EXERCISE:
What is needed here is every line of the records that includes "which".

+ + + + +

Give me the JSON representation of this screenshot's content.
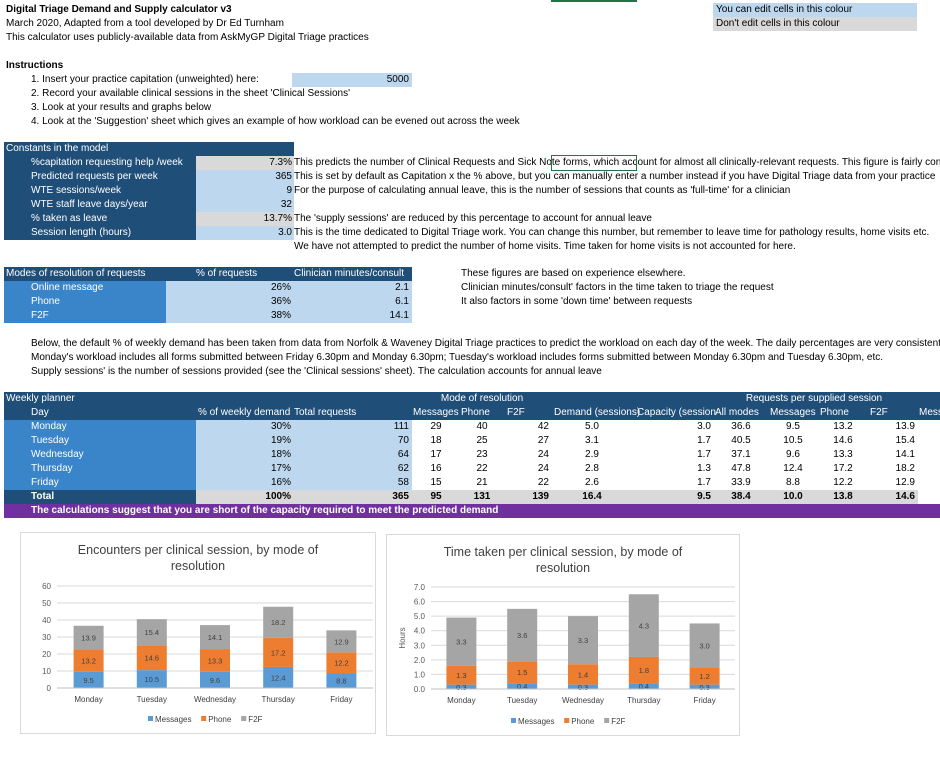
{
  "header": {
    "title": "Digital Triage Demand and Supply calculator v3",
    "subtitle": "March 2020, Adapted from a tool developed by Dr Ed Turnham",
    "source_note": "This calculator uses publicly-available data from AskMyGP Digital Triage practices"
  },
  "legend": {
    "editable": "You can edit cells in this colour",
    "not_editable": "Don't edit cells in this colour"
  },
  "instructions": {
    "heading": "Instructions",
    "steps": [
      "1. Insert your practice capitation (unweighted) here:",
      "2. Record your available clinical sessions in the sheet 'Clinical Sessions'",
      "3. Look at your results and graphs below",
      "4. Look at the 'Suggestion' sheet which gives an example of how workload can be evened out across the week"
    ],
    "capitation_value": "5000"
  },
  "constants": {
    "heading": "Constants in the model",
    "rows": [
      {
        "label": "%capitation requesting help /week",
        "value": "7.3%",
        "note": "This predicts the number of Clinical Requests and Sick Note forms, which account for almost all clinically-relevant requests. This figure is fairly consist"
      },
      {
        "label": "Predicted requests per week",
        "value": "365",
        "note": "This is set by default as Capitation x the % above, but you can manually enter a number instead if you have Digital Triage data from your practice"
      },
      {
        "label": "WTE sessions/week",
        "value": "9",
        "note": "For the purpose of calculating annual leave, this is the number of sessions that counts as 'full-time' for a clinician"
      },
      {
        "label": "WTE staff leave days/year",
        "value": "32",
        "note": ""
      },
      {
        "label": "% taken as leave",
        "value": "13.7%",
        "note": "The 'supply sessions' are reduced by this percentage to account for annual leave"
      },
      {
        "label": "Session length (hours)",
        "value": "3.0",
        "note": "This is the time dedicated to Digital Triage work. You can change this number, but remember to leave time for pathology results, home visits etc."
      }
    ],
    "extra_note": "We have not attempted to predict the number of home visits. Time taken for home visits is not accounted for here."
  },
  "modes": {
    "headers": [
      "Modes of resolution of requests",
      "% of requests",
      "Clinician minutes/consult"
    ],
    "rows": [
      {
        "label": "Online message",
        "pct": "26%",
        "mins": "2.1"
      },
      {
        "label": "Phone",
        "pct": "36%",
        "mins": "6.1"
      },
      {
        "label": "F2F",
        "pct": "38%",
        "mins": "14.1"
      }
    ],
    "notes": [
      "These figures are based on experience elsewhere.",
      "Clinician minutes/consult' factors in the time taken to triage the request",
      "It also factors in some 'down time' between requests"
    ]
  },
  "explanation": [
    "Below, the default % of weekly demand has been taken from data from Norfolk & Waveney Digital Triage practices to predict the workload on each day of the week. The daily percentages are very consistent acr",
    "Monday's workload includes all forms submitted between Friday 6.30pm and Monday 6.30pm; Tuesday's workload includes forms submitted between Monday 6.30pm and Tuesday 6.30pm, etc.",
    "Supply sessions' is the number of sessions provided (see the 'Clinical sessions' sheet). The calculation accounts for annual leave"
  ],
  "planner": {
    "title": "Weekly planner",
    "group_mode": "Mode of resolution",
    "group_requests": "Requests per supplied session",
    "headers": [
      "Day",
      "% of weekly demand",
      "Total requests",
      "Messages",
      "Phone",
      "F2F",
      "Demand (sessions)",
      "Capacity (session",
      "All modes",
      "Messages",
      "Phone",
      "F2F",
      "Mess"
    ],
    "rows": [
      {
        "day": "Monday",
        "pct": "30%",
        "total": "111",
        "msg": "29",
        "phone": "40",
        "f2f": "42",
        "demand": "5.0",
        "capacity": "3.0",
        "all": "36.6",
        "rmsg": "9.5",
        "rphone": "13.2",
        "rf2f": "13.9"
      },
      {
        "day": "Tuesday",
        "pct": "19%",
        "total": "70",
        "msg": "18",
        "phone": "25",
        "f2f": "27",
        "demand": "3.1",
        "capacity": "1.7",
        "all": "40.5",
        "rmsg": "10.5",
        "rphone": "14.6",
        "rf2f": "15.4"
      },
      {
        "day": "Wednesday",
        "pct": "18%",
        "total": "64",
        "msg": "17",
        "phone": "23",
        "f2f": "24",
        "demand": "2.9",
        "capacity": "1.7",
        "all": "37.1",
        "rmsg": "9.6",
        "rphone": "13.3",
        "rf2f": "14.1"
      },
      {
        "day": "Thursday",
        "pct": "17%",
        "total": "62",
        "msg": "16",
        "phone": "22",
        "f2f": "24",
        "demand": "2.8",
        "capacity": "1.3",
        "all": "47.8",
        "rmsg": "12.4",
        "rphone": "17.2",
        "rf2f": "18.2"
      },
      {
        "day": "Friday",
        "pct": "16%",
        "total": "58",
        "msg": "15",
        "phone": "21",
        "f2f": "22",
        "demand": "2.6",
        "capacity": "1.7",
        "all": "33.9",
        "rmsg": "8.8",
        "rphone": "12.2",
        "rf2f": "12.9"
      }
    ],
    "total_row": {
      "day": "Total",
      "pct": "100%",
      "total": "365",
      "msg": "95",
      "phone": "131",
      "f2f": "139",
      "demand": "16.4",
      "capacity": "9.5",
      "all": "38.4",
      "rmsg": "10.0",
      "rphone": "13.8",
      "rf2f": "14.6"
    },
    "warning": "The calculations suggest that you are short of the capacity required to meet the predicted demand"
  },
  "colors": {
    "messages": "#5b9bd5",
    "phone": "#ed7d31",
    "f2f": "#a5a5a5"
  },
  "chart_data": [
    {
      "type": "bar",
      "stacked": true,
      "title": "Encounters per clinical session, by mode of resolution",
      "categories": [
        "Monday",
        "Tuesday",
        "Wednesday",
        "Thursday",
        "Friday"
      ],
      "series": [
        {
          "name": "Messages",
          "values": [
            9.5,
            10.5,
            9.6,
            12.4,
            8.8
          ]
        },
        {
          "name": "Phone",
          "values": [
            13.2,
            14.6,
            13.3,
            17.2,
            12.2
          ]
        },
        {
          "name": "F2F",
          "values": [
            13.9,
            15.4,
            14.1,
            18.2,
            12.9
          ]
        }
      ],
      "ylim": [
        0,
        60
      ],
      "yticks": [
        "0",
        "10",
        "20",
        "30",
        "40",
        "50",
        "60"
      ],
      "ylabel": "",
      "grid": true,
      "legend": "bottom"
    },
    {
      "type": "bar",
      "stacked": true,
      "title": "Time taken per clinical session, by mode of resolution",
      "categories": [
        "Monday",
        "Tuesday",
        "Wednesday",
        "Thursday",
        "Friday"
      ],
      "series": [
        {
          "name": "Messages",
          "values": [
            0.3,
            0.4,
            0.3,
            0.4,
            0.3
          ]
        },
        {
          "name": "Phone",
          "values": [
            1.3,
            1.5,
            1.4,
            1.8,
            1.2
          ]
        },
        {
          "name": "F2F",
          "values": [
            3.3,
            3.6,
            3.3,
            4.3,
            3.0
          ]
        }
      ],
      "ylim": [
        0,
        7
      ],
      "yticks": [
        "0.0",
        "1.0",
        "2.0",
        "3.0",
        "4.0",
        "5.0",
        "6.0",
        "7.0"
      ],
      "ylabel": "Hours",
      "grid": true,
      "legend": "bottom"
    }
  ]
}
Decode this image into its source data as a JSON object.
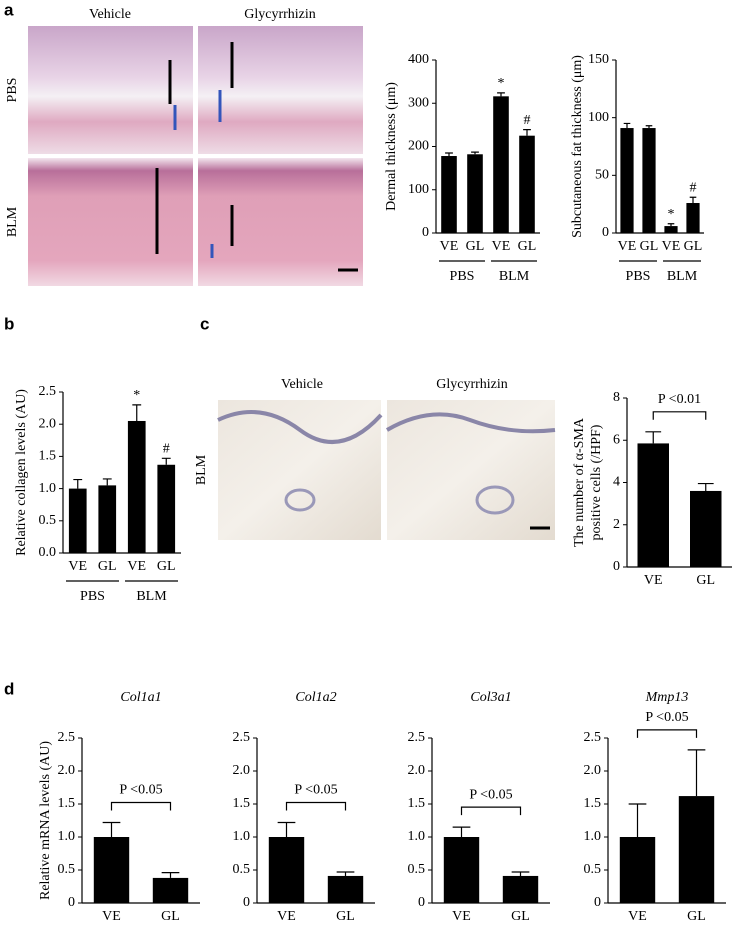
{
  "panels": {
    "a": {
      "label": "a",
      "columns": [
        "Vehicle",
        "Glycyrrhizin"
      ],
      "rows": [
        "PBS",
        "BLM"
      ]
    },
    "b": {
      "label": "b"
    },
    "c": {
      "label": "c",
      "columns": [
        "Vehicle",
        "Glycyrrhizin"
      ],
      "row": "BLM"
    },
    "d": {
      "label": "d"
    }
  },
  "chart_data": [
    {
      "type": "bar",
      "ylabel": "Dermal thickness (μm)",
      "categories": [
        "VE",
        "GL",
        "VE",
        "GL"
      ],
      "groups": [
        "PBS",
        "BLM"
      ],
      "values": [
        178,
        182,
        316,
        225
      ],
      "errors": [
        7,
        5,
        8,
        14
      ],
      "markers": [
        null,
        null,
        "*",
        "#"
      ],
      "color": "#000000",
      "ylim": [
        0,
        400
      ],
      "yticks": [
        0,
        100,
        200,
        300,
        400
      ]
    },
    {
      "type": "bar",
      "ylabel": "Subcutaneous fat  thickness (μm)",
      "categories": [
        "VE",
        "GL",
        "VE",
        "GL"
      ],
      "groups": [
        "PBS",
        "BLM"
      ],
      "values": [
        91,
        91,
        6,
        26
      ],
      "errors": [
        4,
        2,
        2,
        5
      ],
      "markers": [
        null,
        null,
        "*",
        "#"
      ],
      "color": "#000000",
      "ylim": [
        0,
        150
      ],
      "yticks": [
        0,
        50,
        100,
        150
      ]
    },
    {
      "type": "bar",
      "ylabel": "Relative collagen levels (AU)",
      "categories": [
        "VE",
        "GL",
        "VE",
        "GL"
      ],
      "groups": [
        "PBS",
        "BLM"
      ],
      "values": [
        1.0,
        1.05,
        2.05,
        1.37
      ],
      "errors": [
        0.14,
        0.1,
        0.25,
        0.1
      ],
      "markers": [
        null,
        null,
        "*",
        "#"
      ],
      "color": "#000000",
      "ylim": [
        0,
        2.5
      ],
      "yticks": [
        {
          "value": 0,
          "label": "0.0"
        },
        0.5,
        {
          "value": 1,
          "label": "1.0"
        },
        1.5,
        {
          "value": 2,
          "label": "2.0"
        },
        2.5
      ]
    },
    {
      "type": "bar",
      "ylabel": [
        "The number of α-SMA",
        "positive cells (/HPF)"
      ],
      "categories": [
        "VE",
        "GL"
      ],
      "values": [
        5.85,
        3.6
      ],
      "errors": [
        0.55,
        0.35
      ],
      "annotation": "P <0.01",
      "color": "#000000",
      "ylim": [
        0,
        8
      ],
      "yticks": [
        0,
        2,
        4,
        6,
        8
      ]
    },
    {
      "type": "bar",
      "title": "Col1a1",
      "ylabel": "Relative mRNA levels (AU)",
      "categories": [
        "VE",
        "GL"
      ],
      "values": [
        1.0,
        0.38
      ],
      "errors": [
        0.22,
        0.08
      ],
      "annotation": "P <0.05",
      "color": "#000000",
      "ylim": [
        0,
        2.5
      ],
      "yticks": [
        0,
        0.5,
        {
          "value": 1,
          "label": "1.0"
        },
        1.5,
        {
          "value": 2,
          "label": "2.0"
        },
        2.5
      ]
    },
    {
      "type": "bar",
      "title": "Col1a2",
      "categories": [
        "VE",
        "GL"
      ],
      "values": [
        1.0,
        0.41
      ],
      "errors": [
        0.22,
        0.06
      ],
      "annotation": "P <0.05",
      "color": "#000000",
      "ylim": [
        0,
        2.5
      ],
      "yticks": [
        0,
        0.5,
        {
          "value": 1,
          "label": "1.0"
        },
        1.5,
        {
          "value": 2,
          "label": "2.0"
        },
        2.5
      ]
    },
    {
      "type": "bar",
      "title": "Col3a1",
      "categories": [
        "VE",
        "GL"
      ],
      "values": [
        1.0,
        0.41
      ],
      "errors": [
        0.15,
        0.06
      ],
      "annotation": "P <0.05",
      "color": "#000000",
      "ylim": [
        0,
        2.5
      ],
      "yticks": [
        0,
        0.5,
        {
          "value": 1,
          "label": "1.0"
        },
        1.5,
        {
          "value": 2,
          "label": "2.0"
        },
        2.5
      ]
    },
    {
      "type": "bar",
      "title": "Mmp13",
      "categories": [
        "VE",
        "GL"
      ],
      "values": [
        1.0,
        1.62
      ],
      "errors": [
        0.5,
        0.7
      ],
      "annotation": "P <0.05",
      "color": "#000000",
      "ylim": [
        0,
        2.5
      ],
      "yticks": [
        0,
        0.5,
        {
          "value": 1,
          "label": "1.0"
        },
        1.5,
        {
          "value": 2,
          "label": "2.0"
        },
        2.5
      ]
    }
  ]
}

+ + + + +

ANSWER SPACE:
      "4. Look at the 'Suggestion' sheet which gives an example of how workload can be evened out across the week"
        "note": "This predicts the number of Clinical Requests and Sick Note forms, which account for almost all clinically-relevant requests. This figure is fairly consist"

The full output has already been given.